Exercise description = Here are some records; copy every line that holds the word "может".

Dataset records
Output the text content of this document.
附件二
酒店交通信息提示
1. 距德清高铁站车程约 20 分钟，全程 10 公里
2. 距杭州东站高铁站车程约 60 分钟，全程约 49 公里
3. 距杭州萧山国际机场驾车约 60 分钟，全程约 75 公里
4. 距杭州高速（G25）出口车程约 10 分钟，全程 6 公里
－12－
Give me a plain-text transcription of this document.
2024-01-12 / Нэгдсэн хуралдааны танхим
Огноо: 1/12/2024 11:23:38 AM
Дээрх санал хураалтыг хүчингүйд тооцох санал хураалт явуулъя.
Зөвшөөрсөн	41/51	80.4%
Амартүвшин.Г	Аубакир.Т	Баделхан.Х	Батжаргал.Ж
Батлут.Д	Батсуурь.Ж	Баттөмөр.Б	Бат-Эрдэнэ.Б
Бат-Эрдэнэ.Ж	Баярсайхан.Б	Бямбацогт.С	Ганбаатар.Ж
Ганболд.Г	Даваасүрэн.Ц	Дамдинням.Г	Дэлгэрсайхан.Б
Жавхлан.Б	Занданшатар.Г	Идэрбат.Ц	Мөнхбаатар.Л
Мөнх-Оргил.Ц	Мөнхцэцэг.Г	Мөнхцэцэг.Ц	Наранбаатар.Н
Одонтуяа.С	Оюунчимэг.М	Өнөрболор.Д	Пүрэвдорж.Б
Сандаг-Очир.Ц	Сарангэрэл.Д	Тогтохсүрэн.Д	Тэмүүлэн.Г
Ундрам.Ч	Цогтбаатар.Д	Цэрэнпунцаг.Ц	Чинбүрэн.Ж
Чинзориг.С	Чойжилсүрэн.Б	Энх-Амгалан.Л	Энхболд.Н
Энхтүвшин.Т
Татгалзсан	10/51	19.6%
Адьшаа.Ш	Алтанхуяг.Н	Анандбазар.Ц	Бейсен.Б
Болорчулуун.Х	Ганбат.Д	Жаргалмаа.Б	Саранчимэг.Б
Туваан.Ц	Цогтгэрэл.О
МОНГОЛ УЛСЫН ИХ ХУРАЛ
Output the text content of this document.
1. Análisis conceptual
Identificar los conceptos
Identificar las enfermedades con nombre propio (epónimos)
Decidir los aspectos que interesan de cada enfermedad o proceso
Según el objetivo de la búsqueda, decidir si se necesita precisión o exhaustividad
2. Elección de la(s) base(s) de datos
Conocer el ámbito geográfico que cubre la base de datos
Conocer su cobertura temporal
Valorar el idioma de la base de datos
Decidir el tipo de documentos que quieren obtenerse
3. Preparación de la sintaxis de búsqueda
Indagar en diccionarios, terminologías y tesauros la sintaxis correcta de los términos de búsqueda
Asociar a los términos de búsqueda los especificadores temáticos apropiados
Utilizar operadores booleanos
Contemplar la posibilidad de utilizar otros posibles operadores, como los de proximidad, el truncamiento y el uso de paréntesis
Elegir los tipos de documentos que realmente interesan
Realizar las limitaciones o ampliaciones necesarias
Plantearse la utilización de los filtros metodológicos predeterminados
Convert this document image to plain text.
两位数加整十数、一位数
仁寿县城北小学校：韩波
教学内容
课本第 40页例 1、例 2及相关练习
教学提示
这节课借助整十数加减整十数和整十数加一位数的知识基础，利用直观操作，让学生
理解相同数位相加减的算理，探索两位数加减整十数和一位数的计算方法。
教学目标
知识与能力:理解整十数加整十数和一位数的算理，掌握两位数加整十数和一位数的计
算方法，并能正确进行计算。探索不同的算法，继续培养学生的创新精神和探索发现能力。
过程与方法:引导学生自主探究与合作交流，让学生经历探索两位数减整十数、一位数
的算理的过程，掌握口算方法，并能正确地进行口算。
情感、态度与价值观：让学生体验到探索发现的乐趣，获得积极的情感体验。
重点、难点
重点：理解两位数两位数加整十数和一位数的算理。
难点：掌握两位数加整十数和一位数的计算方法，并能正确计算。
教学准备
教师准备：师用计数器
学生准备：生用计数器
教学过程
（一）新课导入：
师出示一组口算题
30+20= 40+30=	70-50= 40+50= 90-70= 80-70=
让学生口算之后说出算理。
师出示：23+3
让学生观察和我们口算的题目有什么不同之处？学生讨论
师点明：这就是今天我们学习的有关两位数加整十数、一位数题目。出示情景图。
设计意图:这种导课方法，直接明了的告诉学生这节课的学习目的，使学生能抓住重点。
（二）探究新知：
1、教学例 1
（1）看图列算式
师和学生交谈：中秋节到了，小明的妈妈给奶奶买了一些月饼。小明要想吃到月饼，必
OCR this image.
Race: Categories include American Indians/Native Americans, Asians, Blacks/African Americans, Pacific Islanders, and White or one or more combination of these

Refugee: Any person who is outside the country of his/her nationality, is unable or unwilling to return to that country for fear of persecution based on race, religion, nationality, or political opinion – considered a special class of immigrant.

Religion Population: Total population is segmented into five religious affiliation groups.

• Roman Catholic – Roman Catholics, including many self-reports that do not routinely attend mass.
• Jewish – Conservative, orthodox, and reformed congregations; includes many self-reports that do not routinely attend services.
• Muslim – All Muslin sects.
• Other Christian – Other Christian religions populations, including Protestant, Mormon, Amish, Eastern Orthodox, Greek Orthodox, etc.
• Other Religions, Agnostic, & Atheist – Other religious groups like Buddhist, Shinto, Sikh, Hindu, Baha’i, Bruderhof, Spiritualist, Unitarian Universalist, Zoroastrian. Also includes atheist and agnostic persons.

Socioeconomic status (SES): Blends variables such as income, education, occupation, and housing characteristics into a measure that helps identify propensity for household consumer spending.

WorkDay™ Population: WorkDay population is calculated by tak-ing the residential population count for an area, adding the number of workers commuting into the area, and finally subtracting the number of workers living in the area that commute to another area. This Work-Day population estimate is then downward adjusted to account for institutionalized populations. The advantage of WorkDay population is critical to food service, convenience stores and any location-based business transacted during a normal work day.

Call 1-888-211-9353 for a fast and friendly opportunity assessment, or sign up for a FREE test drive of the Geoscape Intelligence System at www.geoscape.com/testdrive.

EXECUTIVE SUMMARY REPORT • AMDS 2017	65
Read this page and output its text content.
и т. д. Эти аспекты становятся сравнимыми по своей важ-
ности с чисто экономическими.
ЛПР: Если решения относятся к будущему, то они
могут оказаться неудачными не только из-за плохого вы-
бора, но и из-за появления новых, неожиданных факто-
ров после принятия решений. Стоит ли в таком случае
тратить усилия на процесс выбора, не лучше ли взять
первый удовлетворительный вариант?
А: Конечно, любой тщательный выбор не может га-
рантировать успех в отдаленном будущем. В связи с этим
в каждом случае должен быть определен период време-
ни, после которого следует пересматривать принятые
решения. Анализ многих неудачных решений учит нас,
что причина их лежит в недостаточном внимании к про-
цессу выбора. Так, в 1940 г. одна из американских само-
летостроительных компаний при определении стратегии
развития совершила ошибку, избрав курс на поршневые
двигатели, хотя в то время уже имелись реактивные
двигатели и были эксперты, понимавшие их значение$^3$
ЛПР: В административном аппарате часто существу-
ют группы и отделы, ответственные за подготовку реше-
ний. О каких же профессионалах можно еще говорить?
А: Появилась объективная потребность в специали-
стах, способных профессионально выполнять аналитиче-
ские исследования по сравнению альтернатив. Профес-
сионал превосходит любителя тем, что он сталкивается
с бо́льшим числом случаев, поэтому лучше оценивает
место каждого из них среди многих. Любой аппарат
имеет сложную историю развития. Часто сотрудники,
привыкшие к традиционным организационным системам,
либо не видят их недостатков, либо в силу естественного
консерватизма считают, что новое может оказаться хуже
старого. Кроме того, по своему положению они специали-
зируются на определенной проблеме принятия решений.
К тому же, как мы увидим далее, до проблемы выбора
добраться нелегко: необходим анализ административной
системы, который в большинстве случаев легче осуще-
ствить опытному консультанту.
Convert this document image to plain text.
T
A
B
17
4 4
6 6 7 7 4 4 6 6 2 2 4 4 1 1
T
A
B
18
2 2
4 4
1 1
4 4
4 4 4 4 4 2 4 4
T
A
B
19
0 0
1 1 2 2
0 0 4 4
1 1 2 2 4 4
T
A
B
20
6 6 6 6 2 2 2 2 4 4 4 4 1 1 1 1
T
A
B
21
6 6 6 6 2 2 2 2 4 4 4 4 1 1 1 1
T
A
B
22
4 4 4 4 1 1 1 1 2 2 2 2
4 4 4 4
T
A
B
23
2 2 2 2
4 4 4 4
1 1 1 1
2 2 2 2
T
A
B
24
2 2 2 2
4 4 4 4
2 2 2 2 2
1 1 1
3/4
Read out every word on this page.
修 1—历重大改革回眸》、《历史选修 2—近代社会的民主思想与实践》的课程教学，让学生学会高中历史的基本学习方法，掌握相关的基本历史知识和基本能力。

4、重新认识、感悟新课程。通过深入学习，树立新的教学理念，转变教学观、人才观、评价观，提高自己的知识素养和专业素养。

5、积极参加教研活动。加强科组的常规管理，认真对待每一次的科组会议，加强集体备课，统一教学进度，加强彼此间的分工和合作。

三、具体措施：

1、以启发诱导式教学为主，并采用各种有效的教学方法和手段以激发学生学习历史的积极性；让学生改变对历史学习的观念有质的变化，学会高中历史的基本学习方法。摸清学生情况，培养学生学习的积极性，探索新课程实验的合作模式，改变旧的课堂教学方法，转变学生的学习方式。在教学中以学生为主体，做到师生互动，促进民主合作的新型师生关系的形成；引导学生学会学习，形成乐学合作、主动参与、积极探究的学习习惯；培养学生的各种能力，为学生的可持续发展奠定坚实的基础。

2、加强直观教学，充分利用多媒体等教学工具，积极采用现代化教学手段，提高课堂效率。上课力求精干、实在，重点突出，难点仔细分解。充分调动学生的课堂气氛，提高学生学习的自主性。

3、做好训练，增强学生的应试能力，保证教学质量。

Answer =
А: Конечно, любой тщательный выбор не может га-
консерватизма считают, что новое может оказаться хуже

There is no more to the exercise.